(Dataset entries)

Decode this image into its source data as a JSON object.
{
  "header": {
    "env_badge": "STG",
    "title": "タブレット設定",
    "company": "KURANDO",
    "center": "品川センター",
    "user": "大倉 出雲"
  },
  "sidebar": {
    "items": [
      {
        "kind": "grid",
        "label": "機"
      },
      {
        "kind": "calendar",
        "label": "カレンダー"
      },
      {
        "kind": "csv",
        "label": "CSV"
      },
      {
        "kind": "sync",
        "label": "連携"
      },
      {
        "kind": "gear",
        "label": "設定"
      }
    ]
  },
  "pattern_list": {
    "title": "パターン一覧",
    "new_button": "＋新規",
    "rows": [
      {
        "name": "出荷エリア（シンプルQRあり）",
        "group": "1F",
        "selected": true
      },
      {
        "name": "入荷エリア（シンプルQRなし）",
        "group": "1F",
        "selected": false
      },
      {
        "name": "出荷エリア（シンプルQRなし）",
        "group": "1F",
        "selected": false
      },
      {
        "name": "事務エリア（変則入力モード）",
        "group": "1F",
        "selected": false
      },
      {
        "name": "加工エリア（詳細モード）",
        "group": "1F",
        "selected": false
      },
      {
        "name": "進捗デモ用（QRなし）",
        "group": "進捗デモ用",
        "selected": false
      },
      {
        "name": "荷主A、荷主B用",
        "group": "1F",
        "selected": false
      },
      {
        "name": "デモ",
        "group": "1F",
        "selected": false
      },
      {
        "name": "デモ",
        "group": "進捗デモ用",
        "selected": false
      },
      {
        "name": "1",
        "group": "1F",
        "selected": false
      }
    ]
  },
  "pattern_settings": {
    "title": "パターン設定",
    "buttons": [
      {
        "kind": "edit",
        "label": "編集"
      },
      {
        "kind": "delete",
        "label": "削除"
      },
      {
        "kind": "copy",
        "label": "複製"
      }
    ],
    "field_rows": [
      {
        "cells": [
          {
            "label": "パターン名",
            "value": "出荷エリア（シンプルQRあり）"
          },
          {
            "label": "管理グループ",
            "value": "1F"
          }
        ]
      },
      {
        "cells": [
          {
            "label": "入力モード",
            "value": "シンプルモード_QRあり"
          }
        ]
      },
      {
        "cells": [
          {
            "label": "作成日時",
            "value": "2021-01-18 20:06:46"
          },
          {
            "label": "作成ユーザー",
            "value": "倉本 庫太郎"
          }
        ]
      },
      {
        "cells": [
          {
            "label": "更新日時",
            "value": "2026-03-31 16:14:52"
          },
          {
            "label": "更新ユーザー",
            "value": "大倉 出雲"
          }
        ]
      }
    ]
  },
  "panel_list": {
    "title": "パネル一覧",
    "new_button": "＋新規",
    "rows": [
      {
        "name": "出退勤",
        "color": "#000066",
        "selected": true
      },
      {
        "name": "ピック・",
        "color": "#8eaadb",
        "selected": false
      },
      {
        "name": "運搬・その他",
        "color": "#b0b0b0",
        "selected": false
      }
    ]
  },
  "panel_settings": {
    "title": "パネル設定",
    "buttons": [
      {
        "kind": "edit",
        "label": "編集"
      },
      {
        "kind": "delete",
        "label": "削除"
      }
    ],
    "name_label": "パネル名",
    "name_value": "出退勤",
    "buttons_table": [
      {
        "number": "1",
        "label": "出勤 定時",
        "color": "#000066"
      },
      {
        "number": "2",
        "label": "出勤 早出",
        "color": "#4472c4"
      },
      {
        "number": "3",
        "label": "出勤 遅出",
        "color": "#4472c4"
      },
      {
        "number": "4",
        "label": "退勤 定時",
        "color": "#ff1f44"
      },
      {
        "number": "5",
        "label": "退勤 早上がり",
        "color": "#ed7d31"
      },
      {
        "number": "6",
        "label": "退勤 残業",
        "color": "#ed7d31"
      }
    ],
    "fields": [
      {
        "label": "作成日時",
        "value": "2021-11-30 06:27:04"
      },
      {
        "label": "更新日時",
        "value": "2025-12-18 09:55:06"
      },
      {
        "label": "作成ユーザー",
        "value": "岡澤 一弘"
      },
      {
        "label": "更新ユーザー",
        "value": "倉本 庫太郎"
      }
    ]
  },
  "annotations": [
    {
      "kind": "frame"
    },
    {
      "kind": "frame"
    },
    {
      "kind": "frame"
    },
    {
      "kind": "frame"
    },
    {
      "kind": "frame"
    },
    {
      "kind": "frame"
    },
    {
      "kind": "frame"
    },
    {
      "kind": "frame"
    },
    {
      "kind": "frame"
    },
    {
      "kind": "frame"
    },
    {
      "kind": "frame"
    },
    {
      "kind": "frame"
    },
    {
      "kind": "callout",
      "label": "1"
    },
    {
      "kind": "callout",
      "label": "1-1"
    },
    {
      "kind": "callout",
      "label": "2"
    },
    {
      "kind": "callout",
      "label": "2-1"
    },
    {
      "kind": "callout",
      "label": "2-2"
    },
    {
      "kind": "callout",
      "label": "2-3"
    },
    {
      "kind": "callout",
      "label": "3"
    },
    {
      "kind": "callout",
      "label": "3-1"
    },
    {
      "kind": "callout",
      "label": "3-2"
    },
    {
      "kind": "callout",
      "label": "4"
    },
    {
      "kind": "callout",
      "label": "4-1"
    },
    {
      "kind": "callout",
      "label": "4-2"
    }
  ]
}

DO THIS -
Extract the complete set of records unchanged.

TASK RESULT -
Decode this image into its source data as a JSON object.
{
  "header": {
    "env_badge": "STG",
    "title": "タブレット設定",
    "company": "KURANDO",
    "center": "品川センター",
    "user": "大倉 出雲"
  },
  "sidebar": {
    "items": [
      {
        "kind": "grid",
        "label": "機"
      },
      {
        "kind": "calendar",
        "label": "カレンダー"
      },
      {
        "kind": "csv",
        "label": "CSV"
      },
      {
        "kind": "sync",
        "label": "連携"
      },
      {
        "kind": "gear",
        "label": "設定"
      }
    ]
  },
  "pattern_list": {
    "title": "パターン一覧",
    "new_button": "＋新規",
    "rows": [
      {
        "name": "出荷エリア（シンプルQRあり）",
        "group": "1F",
        "selected": true
      },
      {
        "name": "入荷エリア（シンプルQRなし）",
        "group": "1F",
        "selected": false
      },
      {
        "name": "出荷エリア（シンプルQRなし）",
        "group": "1F",
        "selected": false
      },
      {
        "name": "事務エリア（変則入力モード）",
        "group": "1F",
        "selected": false
      },
      {
        "name": "加工エリア（詳細モード）",
        "group": "1F",
        "selected": false
      },
      {
        "name": "進捗デモ用（QRなし）",
        "group": "進捗デモ用",
        "selected": false
      },
      {
        "name": "荷主A、荷主B用",
        "group": "1F",
        "selected": false
      },
      {
        "name": "デモ",
        "group": "1F",
        "selected": false
      },
      {
        "name": "デモ",
        "group": "進捗デモ用",
        "selected": false
      },
      {
        "name": "1",
        "group": "1F",
        "selected": false
      }
    ]
  },
  "pattern_settings": {
    "title": "パターン設定",
    "buttons": [
      {
        "kind": "edit",
        "label": "編集"
      },
      {
        "kind": "delete",
        "label": "削除"
      },
      {
        "kind": "copy",
        "label": "複製"
      }
    ],
    "field_rows": [
      {
        "cells": [
          {
            "label": "パターン名",
            "value": "出荷エリア（シンプルQRあり）"
          },
          {
            "label": "管理グループ",
            "value": "1F"
          }
        ]
      },
      {
        "cells": [
          {
            "label": "入力モード",
            "value": "シンプルモード_QRあり"
          }
        ]
      },
      {
        "cells": [
          {
            "label": "作成日時",
            "value": "2021-01-18 20:06:46"
          },
          {
            "label": "作成ユーザー",
            "value": "倉本 庫太郎"
          }
        ]
      },
      {
        "cells": [
          {
            "label": "更新日時",
            "value": "2026-03-31 16:14:52"
          },
          {
            "label": "更新ユーザー",
            "value": "大倉 出雲"
          }
        ]
      }
    ]
  },
  "panel_list": {
    "title": "パネル一覧",
    "new_button": "＋新規",
    "rows": [
      {
        "name": "出退勤",
        "color": "#000066",
        "selected": true
      },
      {
        "name": "ピック・",
        "color": "#8eaadb",
        "selected": false
      },
      {
        "name": "運搬・その他",
        "color": "#b0b0b0",
        "selected": false
      }
    ]
  },
  "panel_settings": {
    "title": "パネル設定",
    "buttons": [
      {
        "kind": "edit",
        "label": "編集"
      },
      {
        "kind": "delete",
        "label": "削除"
      }
    ],
    "name_label": "パネル名",
    "name_value": "出退勤",
    "buttons_table": [
      {
        "number": "1",
        "label": "出勤 定時",
        "color": "#000066"
      },
      {
        "number": "2",
        "label": "出勤 早出",
        "color": "#4472c4"
      },
      {
        "number": "3",
        "label": "出勤 遅出",
        "color": "#4472c4"
      },
      {
        "number": "4",
        "label": "退勤 定時",
        "color": "#ff1f44"
      },
      {
        "number": "5",
        "label": "退勤 早上がり",
        "color": "#ed7d31"
      },
      {
        "number": "6",
        "label": "退勤 残業",
        "color": "#ed7d31"
      }
    ],
    "fields": [
      {
        "label": "作成日時",
        "value": "2021-11-30 06:27:04"
      },
      {
        "label": "更新日時",
        "value": "2025-12-18 09:55:06"
      },
      {
        "label": "作成ユーザー",
        "value": "岡澤 一弘"
      },
      {
        "label": "更新ユーザー",
        "value": "倉本 庫太郎"
      }
    ]
  },
  "annotations": [
    {
      "kind": "frame"
    },
    {
      "kind": "frame"
    },
    {
      "kind": "frame"
    },
    {
      "kind": "frame"
    },
    {
      "kind": "frame"
    },
    {
      "kind": "frame"
    },
    {
      "kind": "frame"
    },
    {
      "kind": "frame"
    },
    {
      "kind": "frame"
    },
    {
      "kind": "frame"
    },
    {
      "kind": "frame"
    },
    {
      "kind": "frame"
    },
    {
      "kind": "callout",
      "label": "1"
    },
    {
      "kind": "callout",
      "label": "1-1"
    },
    {
      "kind": "callout",
      "label": "2"
    },
    {
      "kind": "callout",
      "label": "2-1"
    },
    {
      "kind": "callout",
      "label": "2-2"
    },
    {
      "kind": "callout",
      "label": "2-3"
    },
    {
      "kind": "callout",
      "label": "3"
    },
    {
      "kind": "callout",
      "label": "3-1"
    },
    {
      "kind": "callout",
      "label": "3-2"
    },
    {
      "kind": "callout",
      "label": "4"
    },
    {
      "kind": "callout",
      "label": "4-1"
    },
    {
      "kind": "callout",
      "label": "4-2"
    }
  ]
}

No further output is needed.